**Directions for this task:**
All entries below are to be set down again, identical to the source.

**Provided records:**
__________________________________________________
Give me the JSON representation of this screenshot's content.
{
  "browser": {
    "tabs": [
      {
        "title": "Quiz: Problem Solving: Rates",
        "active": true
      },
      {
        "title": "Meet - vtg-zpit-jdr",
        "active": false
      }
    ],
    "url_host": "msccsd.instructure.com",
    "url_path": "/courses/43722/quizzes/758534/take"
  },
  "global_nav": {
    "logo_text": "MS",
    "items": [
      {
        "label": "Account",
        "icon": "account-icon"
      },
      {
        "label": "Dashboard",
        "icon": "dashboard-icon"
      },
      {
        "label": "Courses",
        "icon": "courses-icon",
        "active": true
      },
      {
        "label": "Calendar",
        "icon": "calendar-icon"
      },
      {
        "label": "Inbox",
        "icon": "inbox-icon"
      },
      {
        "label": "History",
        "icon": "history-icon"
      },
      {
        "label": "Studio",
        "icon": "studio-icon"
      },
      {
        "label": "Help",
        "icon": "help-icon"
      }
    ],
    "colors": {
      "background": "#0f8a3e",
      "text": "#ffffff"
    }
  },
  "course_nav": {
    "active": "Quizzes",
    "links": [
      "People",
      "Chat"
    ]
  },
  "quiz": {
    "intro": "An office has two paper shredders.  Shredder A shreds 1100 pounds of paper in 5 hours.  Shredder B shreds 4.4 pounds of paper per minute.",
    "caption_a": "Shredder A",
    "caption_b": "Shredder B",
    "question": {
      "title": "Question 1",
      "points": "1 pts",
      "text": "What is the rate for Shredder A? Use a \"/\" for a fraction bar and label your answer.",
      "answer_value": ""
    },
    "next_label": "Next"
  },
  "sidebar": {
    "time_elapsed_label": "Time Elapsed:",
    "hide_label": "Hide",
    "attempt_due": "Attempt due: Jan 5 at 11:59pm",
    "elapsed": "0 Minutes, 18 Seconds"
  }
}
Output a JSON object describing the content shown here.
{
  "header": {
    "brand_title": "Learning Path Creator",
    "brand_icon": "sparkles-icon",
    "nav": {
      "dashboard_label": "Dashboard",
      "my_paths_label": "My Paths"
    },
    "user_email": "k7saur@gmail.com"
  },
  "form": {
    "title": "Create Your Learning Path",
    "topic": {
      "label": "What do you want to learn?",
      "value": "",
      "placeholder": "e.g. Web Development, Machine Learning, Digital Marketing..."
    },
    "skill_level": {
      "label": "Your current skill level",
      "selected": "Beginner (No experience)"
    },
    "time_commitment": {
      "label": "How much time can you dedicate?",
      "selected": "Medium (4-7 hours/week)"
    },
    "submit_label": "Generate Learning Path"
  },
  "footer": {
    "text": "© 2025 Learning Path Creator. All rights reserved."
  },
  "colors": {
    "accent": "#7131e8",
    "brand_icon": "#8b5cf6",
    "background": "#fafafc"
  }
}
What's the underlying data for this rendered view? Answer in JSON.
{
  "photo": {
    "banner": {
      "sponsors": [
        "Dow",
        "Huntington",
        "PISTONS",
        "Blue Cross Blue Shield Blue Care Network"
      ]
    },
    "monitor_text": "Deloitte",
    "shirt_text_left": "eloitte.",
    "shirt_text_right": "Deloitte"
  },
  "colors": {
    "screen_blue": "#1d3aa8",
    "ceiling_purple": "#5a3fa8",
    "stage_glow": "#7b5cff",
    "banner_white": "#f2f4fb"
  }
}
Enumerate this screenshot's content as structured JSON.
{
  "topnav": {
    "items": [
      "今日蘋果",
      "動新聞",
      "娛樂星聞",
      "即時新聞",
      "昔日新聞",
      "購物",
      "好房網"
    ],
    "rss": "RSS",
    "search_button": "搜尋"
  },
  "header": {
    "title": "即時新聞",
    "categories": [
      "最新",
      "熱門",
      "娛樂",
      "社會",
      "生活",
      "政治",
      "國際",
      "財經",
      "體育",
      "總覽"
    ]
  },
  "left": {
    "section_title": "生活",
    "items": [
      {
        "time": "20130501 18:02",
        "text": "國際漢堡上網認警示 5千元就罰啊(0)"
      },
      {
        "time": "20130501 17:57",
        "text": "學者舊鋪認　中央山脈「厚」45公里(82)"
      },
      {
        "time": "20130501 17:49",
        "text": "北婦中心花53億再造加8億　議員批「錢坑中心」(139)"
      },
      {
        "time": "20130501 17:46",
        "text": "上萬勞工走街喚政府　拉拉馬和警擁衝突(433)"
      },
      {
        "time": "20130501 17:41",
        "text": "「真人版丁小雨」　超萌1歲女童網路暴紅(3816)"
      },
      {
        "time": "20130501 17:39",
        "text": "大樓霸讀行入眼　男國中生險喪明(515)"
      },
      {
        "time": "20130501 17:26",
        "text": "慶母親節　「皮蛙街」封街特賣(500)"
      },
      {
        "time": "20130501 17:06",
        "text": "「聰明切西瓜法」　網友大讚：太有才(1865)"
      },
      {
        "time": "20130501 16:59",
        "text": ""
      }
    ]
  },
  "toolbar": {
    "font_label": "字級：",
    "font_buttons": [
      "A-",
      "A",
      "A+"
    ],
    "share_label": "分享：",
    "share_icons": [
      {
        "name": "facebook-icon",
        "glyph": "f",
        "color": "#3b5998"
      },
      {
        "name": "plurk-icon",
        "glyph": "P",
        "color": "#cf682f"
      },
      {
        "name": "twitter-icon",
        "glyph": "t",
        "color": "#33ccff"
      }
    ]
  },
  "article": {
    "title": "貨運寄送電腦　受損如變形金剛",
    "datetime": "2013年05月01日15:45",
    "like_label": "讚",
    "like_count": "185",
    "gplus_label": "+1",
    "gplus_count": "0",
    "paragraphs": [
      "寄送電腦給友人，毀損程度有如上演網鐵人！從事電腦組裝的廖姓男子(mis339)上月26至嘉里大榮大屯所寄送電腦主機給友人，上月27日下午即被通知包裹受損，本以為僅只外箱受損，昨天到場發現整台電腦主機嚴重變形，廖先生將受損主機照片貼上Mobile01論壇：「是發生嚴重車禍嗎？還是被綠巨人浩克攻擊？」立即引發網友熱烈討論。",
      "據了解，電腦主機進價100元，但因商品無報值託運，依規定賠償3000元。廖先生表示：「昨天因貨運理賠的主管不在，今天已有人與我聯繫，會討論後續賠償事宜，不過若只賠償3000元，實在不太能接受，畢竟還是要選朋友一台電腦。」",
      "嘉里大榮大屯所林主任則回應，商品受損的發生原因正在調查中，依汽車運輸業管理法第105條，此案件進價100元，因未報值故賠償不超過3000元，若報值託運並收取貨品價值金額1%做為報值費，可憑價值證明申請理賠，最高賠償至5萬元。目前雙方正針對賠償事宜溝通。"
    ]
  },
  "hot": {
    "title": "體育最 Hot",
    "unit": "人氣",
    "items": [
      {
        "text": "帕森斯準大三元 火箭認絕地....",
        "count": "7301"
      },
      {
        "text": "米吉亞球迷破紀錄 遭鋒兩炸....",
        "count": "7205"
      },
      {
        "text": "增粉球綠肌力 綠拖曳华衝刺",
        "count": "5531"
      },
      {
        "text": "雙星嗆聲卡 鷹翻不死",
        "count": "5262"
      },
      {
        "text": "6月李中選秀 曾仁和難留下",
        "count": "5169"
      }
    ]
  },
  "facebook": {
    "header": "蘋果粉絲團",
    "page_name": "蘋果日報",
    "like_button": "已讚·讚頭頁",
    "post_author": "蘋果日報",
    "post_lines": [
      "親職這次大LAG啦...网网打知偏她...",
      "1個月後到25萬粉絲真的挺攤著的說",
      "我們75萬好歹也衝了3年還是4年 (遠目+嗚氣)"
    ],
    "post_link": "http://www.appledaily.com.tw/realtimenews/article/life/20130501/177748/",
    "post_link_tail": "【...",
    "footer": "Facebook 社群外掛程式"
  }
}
__________________________________________________
**Worked answer:**
Give me the JSON representation of this screenshot's content.
{
  "browser": {
    "tabs": [
      {
        "title": "Quiz: Problem Solving: Rates",
        "active": true
      },
      {
        "title": "Meet - vtg-zpit-jdr",
        "active": false
      }
    ],
    "url_host": "msccsd.instructure.com",
    "url_path": "/courses/43722/quizzes/758534/take"
  },
  "global_nav": {
    "logo_text": "MS",
    "items": [
      {
        "label": "Account",
        "icon": "account-icon"
      },
      {
        "label": "Dashboard",
        "icon": "dashboard-icon"
      },
      {
        "label": "Courses",
        "icon": "courses-icon",
        "active": true
      },
      {
        "label": "Calendar",
        "icon": "calendar-icon"
      },
      {
        "label": "Inbox",
        "icon": "inbox-icon"
      },
      {
        "label": "History",
        "icon": "history-icon"
      },
      {
        "label": "Studio",
        "icon": "studio-icon"
      },
      {
        "label": "Help",
        "icon": "help-icon"
      }
    ],
    "colors": {
      "background": "#0f8a3e",
      "text": "#ffffff"
    }
  },
  "course_nav": {
    "active": "Quizzes",
    "links": [
      "People",
      "Chat"
    ]
  },
  "quiz": {
    "intro": "An office has two paper shredders.  Shredder A shreds 1100 pounds of paper in 5 hours.  Shredder B shreds 4.4 pounds of paper per minute.",
    "caption_a": "Shredder A",
    "caption_b": "Shredder B",
    "question": {
      "title": "Question 1",
      "points": "1 pts",
      "text": "What is the rate for Shredder A? Use a \"/\" for a fraction bar and label your answer.",
      "answer_value": ""
    },
    "next_label": "Next"
  },
  "sidebar": {
    "time_elapsed_label": "Time Elapsed:",
    "hide_label": "Hide",
    "attempt_due": "Attempt due: Jan 5 at 11:59pm",
    "elapsed": "0 Minutes, 18 Seconds"
  }
}
Output a JSON object describing the content shown here.
{
  "header": {
    "brand_title": "Learning Path Creator",
    "brand_icon": "sparkles-icon",
    "nav": {
      "dashboard_label": "Dashboard",
      "my_paths_label": "My Paths"
    },
    "user_email": "k7saur@gmail.com"
  },
  "form": {
    "title": "Create Your Learning Path",
    "topic": {
      "label": "What do you want to learn?",
      "value": "",
      "placeholder": "e.g. Web Development, Machine Learning, Digital Marketing..."
    },
    "skill_level": {
      "label": "Your current skill level",
      "selected": "Beginner (No experience)"
    },
    "time_commitment": {
      "label": "How much time can you dedicate?",
      "selected": "Medium (4-7 hours/week)"
    },
    "submit_label": "Generate Learning Path"
  },
  "footer": {
    "text": "© 2025 Learning Path Creator. All rights reserved."
  },
  "colors": {
    "accent": "#7131e8",
    "brand_icon": "#8b5cf6",
    "background": "#fafafc"
  }
}
What's the underlying data for this rendered view? Answer in JSON.
{
  "photo": {
    "banner": {
      "sponsors": [
        "Dow",
        "Huntington",
        "PISTONS",
        "Blue Cross Blue Shield Blue Care Network"
      ]
    },
    "monitor_text": "Deloitte",
    "shirt_text_left": "eloitte.",
    "shirt_text_right": "Deloitte"
  },
  "colors": {
    "screen_blue": "#1d3aa8",
    "ceiling_purple": "#5a3fa8",
    "stage_glow": "#7b5cff",
    "banner_white": "#f2f4fb"
  }
}
Enumerate this screenshot's content as structured JSON.
{
  "topnav": {
    "items": [
      "今日蘋果",
      "動新聞",
      "娛樂星聞",
      "即時新聞",
      "昔日新聞",
      "購物",
      "好房網"
    ],
    "rss": "RSS",
    "search_button": "搜尋"
  },
  "header": {
    "title": "即時新聞",
    "categories": [
      "最新",
      "熱門",
      "娛樂",
      "社會",
      "生活",
      "政治",
      "國際",
      "財經",
      "體育",
      "總覽"
    ]
  },
  "left": {
    "section_title": "生活",
    "items": [
      {
        "time": "20130501 18:02",
        "text": "國際漢堡上網認警示 5千元就罰啊(0)"
      },
      {
        "time": "20130501 17:57",
        "text": "學者舊鋪認　中央山脈「厚」45公里(82)"
      },
      {
        "time": "20130501 17:49",
        "text": "北婦中心花53億再造加8億　議員批「錢坑中心」(139)"
      },
      {
        "time": "20130501 17:46",
        "text": "上萬勞工走街喚政府　拉拉馬和警擁衝突(433)"
      },
      {
        "time": "20130501 17:41",
        "text": "「真人版丁小雨」　超萌1歲女童網路暴紅(3816)"
      },
      {
        "time": "20130501 17:39",
        "text": "大樓霸讀行入眼　男國中生險喪明(515)"
      },
      {
        "time": "20130501 17:26",
        "text": "慶母親節　「皮蛙街」封街特賣(500)"
      },
      {
        "time": "20130501 17:06",
        "text": "「聰明切西瓜法」　網友大讚：太有才(1865)"
      },
      {
        "time": "20130501 16:59",
        "text": ""
      }
    ]
  },
  "toolbar": {
    "font_label": "字級：",
    "font_buttons": [
      "A-",
      "A",
      "A+"
    ],
    "share_label": "分享：",
    "share_icons": [
      {
        "name": "facebook-icon",
        "glyph": "f",
        "color": "#3b5998"
      },
      {
        "name": "plurk-icon",
        "glyph": "P",
        "color": "#cf682f"
      },
      {
        "name": "twitter-icon",
        "glyph": "t",
        "color": "#33ccff"
      }
    ]
  },
  "article": {
    "title": "貨運寄送電腦　受損如變形金剛",
    "datetime": "2013年05月01日15:45",
    "like_label": "讚",
    "like_count": "185",
    "gplus_label": "+1",
    "gplus_count": "0",
    "paragraphs": [
      "寄送電腦給友人，毀損程度有如上演網鐵人！從事電腦組裝的廖姓男子(mis339)上月26至嘉里大榮大屯所寄送電腦主機給友人，上月27日下午即被通知包裹受損，本以為僅只外箱受損，昨天到場發現整台電腦主機嚴重變形，廖先生將受損主機照片貼上Mobile01論壇：「是發生嚴重車禍嗎？還是被綠巨人浩克攻擊？」立即引發網友熱烈討論。",
      "據了解，電腦主機進價100元，但因商品無報值託運，依規定賠償3000元。廖先生表示：「昨天因貨運理賠的主管不在，今天已有人與我聯繫，會討論後續賠償事宜，不過若只賠償3000元，實在不太能接受，畢竟還是要選朋友一台電腦。」",
      "嘉里大榮大屯所林主任則回應，商品受損的發生原因正在調查中，依汽車運輸業管理法第105條，此案件進價100元，因未報值故賠償不超過3000元，若報值託運並收取貨品價值金額1%做為報值費，可憑價值證明申請理賠，最高賠償至5萬元。目前雙方正針對賠償事宜溝通。"
    ]
  },
  "hot": {
    "title": "體育最 Hot",
    "unit": "人氣",
    "items": [
      {
        "text": "帕森斯準大三元 火箭認絕地....",
        "count": "7301"
      },
      {
        "text": "米吉亞球迷破紀錄 遭鋒兩炸....",
        "count": "7205"
      },
      {
        "text": "增粉球綠肌力 綠拖曳华衝刺",
        "count": "5531"
      },
      {
        "text": "雙星嗆聲卡 鷹翻不死",
        "count": "5262"
      },
      {
        "text": "6月李中選秀 曾仁和難留下",
        "count": "5169"
      }
    ]
  },
  "facebook": {
    "header": "蘋果粉絲團",
    "page_name": "蘋果日報",
    "like_button": "已讚·讚頭頁",
    "post_author": "蘋果日報",
    "post_lines": [
      "親職這次大LAG啦...网网打知偏她...",
      "1個月後到25萬粉絲真的挺攤著的說",
      "我們75萬好歹也衝了3年還是4年 (遠目+嗚氣)"
    ],
    "post_link": "http://www.appledaily.com.tw/realtimenews/article/life/20130501/177748/",
    "post_link_tail": "【...",
    "footer": "Facebook 社群外掛程式"
  }
}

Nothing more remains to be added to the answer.